Texto de origen:

- - - - - - -

Pero eso que hizo no fue entrar al modo de servicio, fue restablecer el televisor con los valores de fábrica.
O sea, algo muy común y con acceso para los usuarios.

Si no pasa de aceptar el acuerdo de términos y condiciones, puede ser porque se tenga que leer esos términos o porque el firmware está dañado.


----------



## belmy (Mar 5, 2020)

Hola alguien me puede decir si la placa main de un LG 42LA6200 es compatible con el 47LA6200. Gracias


----------



## D@rkbytes (Mar 5, 2020)

Es muy posible que sí y sin realizar ningún tipo de ajustes, a menos que los parámetros del display sean diferentes por el modelo.
Podría ser que la imagen aparezca invertida y con solarización, pero eso se resuelve en el modo de servicio.

- - - - - - -

Datos extraídos:

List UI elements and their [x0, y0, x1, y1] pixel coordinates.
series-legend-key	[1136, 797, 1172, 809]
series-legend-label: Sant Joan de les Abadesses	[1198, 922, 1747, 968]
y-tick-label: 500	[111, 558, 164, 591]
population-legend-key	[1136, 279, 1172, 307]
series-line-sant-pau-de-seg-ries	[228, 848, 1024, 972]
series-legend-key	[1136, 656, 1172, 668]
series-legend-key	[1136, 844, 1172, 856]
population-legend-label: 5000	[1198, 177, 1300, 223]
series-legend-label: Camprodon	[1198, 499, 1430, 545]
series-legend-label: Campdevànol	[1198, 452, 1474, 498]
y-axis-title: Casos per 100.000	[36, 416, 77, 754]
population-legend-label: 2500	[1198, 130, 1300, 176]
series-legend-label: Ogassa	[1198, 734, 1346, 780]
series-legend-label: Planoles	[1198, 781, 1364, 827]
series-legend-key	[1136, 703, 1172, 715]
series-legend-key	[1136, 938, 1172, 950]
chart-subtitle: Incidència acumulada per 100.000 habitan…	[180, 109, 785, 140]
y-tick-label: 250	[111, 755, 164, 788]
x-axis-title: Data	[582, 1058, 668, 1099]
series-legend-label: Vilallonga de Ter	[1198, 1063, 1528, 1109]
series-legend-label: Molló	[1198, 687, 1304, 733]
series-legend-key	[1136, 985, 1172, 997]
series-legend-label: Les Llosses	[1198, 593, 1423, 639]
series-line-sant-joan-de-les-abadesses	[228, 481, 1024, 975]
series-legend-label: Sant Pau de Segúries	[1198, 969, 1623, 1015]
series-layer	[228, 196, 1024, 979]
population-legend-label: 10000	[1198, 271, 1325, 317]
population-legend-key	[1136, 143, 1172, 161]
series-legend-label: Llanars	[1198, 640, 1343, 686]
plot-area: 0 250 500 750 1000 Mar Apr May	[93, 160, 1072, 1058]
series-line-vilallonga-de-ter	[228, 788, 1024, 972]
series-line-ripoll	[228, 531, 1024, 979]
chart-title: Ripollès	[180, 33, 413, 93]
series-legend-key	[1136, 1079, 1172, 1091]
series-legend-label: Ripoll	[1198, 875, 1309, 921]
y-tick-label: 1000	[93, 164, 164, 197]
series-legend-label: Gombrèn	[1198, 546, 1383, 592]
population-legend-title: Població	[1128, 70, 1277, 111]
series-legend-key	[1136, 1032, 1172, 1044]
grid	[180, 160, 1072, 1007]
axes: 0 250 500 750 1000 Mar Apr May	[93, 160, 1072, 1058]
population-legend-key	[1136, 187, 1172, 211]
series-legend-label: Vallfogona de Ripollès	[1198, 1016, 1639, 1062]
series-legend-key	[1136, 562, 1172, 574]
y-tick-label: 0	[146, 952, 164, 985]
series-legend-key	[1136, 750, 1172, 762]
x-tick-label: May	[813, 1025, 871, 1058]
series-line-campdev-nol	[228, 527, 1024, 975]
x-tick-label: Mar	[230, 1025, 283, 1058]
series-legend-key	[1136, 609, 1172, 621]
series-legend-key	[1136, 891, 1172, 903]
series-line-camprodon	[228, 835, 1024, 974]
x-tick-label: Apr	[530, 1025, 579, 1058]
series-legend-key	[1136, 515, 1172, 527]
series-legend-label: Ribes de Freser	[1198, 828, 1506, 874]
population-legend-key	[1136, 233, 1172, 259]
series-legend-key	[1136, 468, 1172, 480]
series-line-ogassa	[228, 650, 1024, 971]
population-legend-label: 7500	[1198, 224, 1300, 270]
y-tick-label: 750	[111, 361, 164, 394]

- - - - - - -

Completa lo siguiente:
1: Según el texto de origen, ¿por qué puede ocurrir que no se pase de aceptar el acuerdo de términos y condiciones?
2: Extrae del texto de origen el fragmento que empieza en "Pero eso que" y termina en "firmware está dañado.".
3: Continúa el hilo del foro sobre televisores LG a partir de su última frase.

Respuestas por tarea:
1: Puede ser porque haya que leer esos términos o porque el firmware está dañado.

2:
Pero eso que hizo no fue entrar al modo de servicio, fue restablecer el televisor con los valores de fábrica.
O sea, algo muy común y con acceso para los usuarios.

Si no pasa de aceptar el acuerdo de términos y condiciones, puede ser porque se tenga que leer esos términos o porque el firmware está dañado.

3:
Solo comprueba que la tarjeta sea el modelo EAX648721 0511.01


----------



## belmy (Mar 5, 2020)

La que me ofrecen es un main de 42LA6200, EAX64872106 (1.0)


----------



## D@rkbytes (Mar 5, 2020)

Yo pienso que no debe haber problemas.


----------



## belmy (Mar 6, 2020)

Buenas tardes, hay alguna posibilidad de conseguir placa main de 47LA6200, o de 47LN5700, o de 42LA6200? porque mi contacto vendió la placa lamentablemente. Lo peor que la tenia a muy buen precio.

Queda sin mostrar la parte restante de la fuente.